▶ _What is needed_
Extract all lines that hold "代为外国签证送验" from the records below.

Recorded data:
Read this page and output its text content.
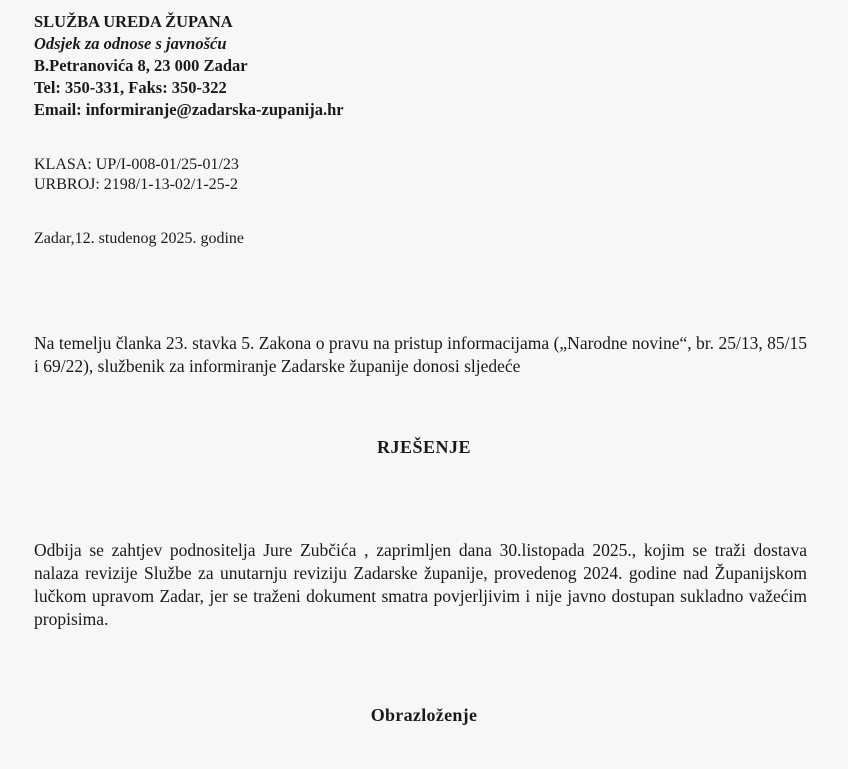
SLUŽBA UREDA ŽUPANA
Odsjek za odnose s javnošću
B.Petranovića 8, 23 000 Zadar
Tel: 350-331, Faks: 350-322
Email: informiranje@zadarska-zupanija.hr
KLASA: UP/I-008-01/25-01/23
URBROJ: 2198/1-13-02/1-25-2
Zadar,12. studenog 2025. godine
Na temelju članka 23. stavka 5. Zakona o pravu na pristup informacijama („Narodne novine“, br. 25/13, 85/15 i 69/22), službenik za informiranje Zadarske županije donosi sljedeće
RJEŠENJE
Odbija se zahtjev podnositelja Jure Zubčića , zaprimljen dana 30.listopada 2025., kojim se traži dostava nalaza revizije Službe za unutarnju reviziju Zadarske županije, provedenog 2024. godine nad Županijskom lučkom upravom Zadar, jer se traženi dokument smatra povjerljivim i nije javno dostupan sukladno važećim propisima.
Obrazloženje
...
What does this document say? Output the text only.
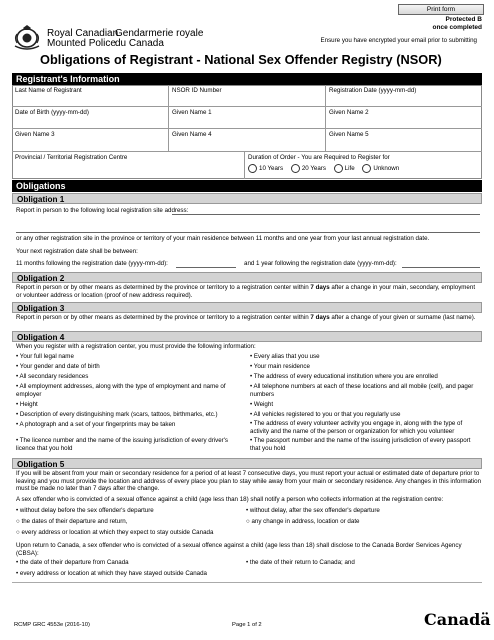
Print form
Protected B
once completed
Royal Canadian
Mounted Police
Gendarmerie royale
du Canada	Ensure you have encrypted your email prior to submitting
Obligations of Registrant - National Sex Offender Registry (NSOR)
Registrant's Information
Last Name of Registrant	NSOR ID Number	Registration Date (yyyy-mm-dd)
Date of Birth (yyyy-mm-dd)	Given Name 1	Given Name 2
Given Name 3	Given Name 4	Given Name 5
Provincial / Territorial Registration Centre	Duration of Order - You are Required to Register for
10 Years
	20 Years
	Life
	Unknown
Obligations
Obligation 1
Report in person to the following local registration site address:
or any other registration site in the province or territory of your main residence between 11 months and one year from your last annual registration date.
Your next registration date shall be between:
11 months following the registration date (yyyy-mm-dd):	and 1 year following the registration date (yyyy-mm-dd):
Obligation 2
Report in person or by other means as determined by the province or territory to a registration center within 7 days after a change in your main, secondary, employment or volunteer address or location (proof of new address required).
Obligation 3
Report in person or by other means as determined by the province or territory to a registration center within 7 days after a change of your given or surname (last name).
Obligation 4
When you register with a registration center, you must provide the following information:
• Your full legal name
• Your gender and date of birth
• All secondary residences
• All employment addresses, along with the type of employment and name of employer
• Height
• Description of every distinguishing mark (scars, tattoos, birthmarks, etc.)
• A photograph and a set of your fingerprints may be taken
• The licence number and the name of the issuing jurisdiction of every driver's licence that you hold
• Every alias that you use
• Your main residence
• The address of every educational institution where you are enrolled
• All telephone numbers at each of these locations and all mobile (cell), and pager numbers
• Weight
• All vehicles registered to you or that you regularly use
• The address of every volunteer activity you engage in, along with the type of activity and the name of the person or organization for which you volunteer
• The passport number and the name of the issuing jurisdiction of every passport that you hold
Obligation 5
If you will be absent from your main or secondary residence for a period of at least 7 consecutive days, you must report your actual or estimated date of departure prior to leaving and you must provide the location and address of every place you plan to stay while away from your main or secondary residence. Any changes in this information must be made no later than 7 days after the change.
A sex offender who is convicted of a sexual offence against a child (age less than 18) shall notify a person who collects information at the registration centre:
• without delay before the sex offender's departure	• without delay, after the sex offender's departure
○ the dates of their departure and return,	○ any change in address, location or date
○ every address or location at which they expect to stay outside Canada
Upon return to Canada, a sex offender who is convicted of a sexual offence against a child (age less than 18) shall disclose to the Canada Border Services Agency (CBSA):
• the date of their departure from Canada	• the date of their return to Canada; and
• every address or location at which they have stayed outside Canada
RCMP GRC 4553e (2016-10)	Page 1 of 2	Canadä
---
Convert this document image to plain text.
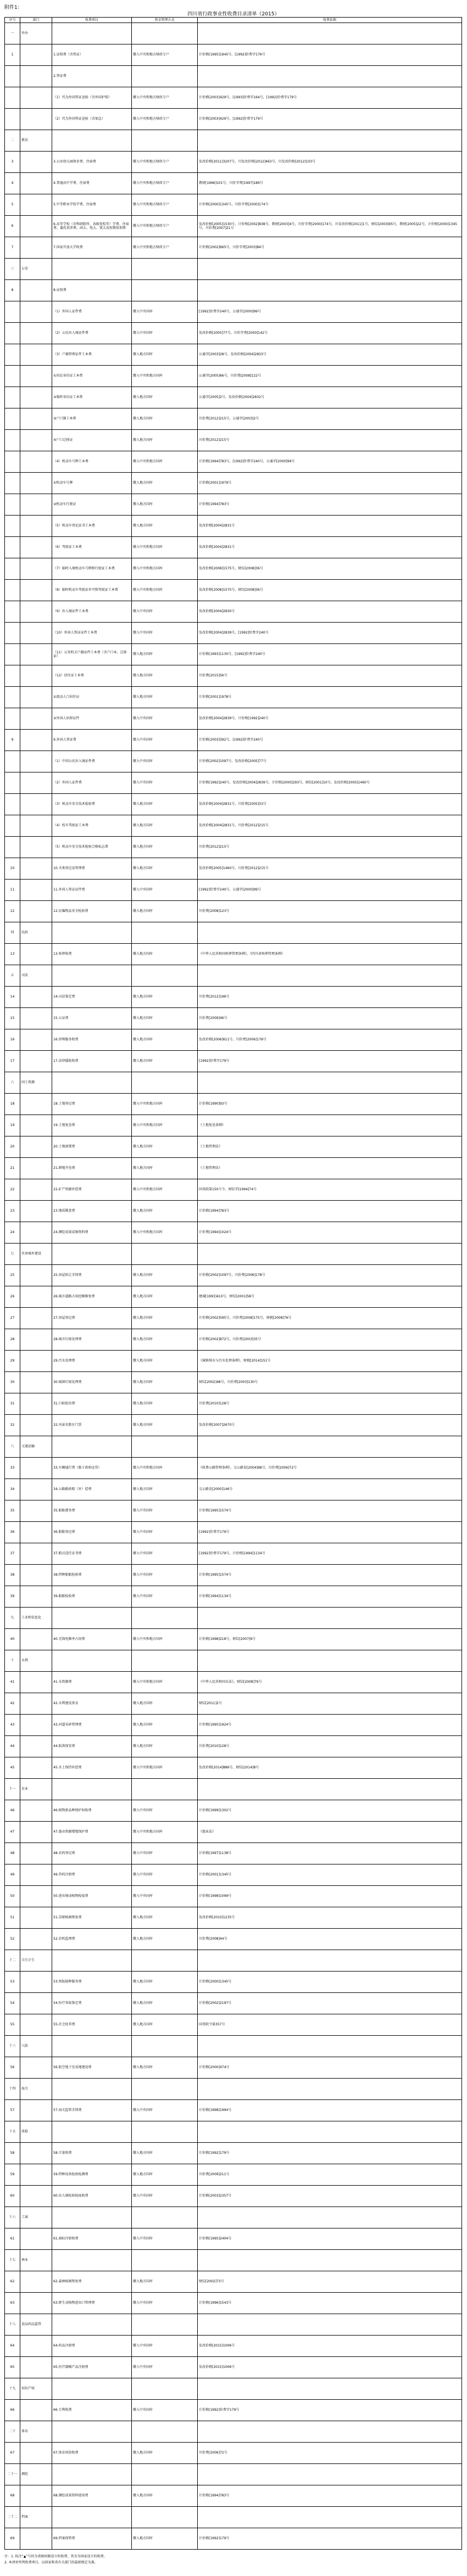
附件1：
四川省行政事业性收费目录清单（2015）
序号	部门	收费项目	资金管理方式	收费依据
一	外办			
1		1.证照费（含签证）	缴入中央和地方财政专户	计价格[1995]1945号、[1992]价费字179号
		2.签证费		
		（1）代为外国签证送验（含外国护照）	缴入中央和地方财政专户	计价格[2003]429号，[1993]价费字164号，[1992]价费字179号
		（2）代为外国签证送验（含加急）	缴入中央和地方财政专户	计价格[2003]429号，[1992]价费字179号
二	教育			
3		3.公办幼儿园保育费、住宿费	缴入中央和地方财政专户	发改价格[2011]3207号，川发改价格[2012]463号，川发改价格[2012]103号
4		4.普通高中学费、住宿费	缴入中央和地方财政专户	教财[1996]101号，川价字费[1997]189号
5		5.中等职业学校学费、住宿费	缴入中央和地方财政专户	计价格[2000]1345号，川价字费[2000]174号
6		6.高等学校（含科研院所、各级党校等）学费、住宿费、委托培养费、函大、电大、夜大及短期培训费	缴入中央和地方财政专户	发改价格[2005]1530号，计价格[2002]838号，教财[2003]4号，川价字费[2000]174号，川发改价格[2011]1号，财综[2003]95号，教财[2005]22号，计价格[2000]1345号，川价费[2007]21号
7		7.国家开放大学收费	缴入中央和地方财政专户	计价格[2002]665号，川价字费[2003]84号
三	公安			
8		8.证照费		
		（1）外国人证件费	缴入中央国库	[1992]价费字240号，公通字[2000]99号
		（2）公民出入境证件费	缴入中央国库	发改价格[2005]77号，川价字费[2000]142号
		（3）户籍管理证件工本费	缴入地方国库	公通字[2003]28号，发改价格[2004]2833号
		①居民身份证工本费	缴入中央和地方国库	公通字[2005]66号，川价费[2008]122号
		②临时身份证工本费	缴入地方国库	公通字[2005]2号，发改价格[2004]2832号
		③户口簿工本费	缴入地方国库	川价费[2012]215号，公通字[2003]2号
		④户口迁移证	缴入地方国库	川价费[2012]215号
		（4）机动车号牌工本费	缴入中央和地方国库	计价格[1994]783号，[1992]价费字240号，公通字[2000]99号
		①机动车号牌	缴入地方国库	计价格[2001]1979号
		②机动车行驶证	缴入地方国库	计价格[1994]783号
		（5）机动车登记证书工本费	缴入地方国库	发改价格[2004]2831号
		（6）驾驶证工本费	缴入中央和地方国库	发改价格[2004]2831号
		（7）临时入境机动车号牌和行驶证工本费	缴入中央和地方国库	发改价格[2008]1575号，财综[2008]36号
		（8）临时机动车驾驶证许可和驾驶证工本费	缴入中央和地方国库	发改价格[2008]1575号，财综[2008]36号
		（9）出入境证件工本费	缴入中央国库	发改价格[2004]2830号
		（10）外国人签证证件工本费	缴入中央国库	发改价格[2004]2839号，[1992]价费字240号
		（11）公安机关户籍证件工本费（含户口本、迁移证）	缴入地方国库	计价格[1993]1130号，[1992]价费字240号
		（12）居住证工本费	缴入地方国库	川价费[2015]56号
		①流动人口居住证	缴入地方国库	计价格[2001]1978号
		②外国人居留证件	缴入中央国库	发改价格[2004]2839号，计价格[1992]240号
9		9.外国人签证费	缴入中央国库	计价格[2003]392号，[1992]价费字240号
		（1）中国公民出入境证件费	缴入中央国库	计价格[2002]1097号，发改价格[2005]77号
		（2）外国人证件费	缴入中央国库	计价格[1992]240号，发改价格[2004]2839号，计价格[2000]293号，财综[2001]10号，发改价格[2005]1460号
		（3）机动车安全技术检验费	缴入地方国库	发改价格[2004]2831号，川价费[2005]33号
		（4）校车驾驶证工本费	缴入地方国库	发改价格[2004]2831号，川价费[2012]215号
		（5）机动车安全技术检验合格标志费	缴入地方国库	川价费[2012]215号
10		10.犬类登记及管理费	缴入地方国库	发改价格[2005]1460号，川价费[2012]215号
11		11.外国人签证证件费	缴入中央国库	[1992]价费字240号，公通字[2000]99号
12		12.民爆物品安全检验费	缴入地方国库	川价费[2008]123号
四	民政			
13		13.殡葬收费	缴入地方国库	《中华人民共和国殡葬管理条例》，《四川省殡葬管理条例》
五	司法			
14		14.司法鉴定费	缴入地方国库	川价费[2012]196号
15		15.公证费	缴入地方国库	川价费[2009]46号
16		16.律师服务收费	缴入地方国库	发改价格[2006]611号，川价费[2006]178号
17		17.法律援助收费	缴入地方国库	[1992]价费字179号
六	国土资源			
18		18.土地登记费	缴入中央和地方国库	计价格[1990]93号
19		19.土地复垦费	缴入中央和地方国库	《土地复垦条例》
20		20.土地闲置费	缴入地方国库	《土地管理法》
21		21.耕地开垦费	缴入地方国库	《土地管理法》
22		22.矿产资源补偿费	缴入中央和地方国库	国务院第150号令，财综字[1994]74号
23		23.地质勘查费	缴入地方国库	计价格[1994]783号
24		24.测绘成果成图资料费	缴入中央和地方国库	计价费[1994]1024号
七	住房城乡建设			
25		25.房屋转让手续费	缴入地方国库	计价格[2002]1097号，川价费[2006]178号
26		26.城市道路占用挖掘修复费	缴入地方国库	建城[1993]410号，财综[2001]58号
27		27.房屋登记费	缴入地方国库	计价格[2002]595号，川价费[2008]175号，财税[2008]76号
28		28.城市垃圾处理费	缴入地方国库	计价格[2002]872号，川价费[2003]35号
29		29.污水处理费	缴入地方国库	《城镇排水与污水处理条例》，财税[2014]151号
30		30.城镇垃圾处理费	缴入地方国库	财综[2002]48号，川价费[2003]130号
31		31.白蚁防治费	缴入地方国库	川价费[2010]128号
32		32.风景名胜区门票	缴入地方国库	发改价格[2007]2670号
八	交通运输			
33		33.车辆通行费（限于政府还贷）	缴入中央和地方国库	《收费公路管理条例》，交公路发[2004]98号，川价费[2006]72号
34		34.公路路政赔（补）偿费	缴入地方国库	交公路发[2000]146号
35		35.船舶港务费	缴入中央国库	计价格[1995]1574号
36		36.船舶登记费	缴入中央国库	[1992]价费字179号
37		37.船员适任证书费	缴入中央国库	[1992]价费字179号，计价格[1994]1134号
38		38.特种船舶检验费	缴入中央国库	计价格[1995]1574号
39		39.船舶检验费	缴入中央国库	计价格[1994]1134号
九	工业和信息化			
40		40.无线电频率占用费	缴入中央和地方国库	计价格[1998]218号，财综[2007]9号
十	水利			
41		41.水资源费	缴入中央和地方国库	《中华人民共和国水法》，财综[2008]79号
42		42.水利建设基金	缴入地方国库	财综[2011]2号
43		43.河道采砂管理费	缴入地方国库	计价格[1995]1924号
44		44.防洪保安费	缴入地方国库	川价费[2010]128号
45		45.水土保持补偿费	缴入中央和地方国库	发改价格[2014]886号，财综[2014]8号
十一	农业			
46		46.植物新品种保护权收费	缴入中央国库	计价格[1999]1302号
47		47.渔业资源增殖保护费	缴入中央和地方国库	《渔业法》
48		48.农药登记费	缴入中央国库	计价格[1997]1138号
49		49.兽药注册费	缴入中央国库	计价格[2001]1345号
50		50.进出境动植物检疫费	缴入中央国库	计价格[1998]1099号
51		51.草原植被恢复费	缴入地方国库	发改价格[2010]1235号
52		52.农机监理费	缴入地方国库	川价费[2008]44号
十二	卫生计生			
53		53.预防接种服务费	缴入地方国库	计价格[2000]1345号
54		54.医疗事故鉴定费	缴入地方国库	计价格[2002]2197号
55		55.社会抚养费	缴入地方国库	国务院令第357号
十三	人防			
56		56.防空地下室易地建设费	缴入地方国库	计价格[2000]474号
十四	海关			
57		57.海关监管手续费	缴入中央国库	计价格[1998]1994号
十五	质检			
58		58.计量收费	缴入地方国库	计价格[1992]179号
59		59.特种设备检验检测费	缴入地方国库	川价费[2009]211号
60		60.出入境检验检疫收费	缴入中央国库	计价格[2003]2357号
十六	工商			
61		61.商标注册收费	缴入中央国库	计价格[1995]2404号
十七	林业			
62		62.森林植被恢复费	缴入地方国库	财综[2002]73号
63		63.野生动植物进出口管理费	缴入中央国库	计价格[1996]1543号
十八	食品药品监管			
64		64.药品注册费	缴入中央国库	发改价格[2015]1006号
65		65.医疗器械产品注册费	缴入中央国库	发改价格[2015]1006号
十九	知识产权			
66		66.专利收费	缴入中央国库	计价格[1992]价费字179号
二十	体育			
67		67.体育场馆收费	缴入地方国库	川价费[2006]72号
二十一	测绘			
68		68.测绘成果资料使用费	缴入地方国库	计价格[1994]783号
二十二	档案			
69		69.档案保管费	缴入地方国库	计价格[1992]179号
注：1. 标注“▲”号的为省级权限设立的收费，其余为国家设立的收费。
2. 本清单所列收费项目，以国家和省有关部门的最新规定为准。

▶ _Result for this task_
		（1）代为外国签证送验（含外国护照）	缴入中央和地方财政专户	计价格[2003]429号，[1993]价费字164号，[1992]价费字179号
		（2）代为外国签证送验（含加急）	缴入中央和地方财政专户	计价格[2003]429号，[1992]价费字179号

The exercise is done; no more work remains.